**BRIEF:**
Skip the pictures and quote all of the lines exactly.
== THE INPUT
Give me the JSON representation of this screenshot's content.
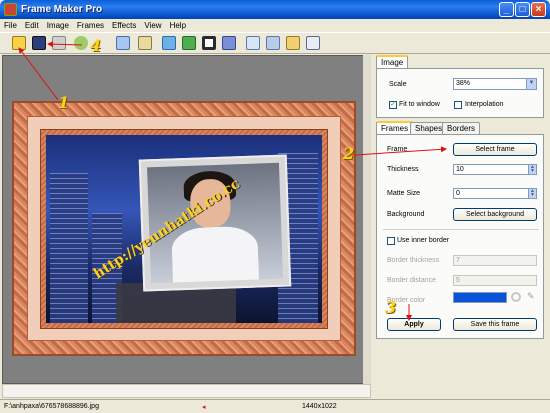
{
  "window": {
    "title": "Frame Maker Pro"
  },
  "menu": [
    "File",
    "Edit",
    "Image",
    "Frames",
    "Effects",
    "View",
    "Help"
  ],
  "toolbar": [
    "open-icon",
    "save-icon",
    "print-icon",
    "undo-icon",
    "copy-icon",
    "paste-icon",
    "image-icon",
    "picture-icon",
    "frame-icon",
    "brush-icon",
    "crop-icon",
    "export-icon",
    "text-icon",
    "document-icon"
  ],
  "canvas": {
    "watermark": "http://yeunhatki.co.cc"
  },
  "annotations": {
    "m1": "1",
    "m2": "2",
    "m3": "3",
    "m4": "4"
  },
  "image_panel": {
    "tab": "Image",
    "scale_label": "Scale",
    "scale_value": "38%",
    "fit_to_window": "Fit to window",
    "fit_checked": true,
    "interpolation": "Interpolation",
    "interpolation_checked": false
  },
  "frame_panel": {
    "tabs": [
      "Frames",
      "Shapes",
      "Borders"
    ],
    "frame_label": "Frame",
    "select_frame": "Select frame",
    "thickness_label": "Thickness",
    "thickness_value": "10",
    "matte_label": "Matte Size",
    "matte_value": "0",
    "background_label": "Background",
    "select_background": "Select background",
    "use_inner_border": "Use inner border",
    "border_thickness_label": "Border thickness",
    "border_thickness_value": "7",
    "border_distance_label": "Border distance",
    "border_distance_value": "5",
    "border_color_label": "Border color",
    "border_color": "#0a52d8",
    "apply": "Apply",
    "save_frame": "Save this frame"
  },
  "status": {
    "path": "F:\\anhpaxa\\676578688896.jpg",
    "size": "1440x1022"
  }
}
====
**COMPLETE ANSWER:**
Give me the JSON representation of this screenshot's content.
{
  "window": {
    "title": "Frame Maker Pro"
  },
  "menu": [
    "File",
    "Edit",
    "Image",
    "Frames",
    "Effects",
    "View",
    "Help"
  ],
  "toolbar": [
    "open-icon",
    "save-icon",
    "print-icon",
    "undo-icon",
    "copy-icon",
    "paste-icon",
    "image-icon",
    "picture-icon",
    "frame-icon",
    "brush-icon",
    "crop-icon",
    "export-icon",
    "text-icon",
    "document-icon"
  ],
  "canvas": {
    "watermark": "http://yeunhatki.co.cc"
  },
  "annotations": {
    "m1": "1",
    "m2": "2",
    "m3": "3",
    "m4": "4"
  },
  "image_panel": {
    "tab": "Image",
    "scale_label": "Scale",
    "scale_value": "38%",
    "fit_to_window": "Fit to window",
    "fit_checked": true,
    "interpolation": "Interpolation",
    "interpolation_checked": false
  },
  "frame_panel": {
    "tabs": [
      "Frames",
      "Shapes",
      "Borders"
    ],
    "frame_label": "Frame",
    "select_frame": "Select frame",
    "thickness_label": "Thickness",
    "thickness_value": "10",
    "matte_label": "Matte Size",
    "matte_value": "0",
    "background_label": "Background",
    "select_background": "Select background",
    "use_inner_border": "Use inner border",
    "border_thickness_label": "Border thickness",
    "border_thickness_value": "7",
    "border_distance_label": "Border distance",
    "border_distance_value": "5",
    "border_color_label": "Border color",
    "border_color": "#0a52d8",
    "apply": "Apply",
    "save_frame": "Save this frame"
  },
  "status": {
    "path": "F:\\anhpaxa\\676578688896.jpg",
    "size": "1440x1022"
  }
}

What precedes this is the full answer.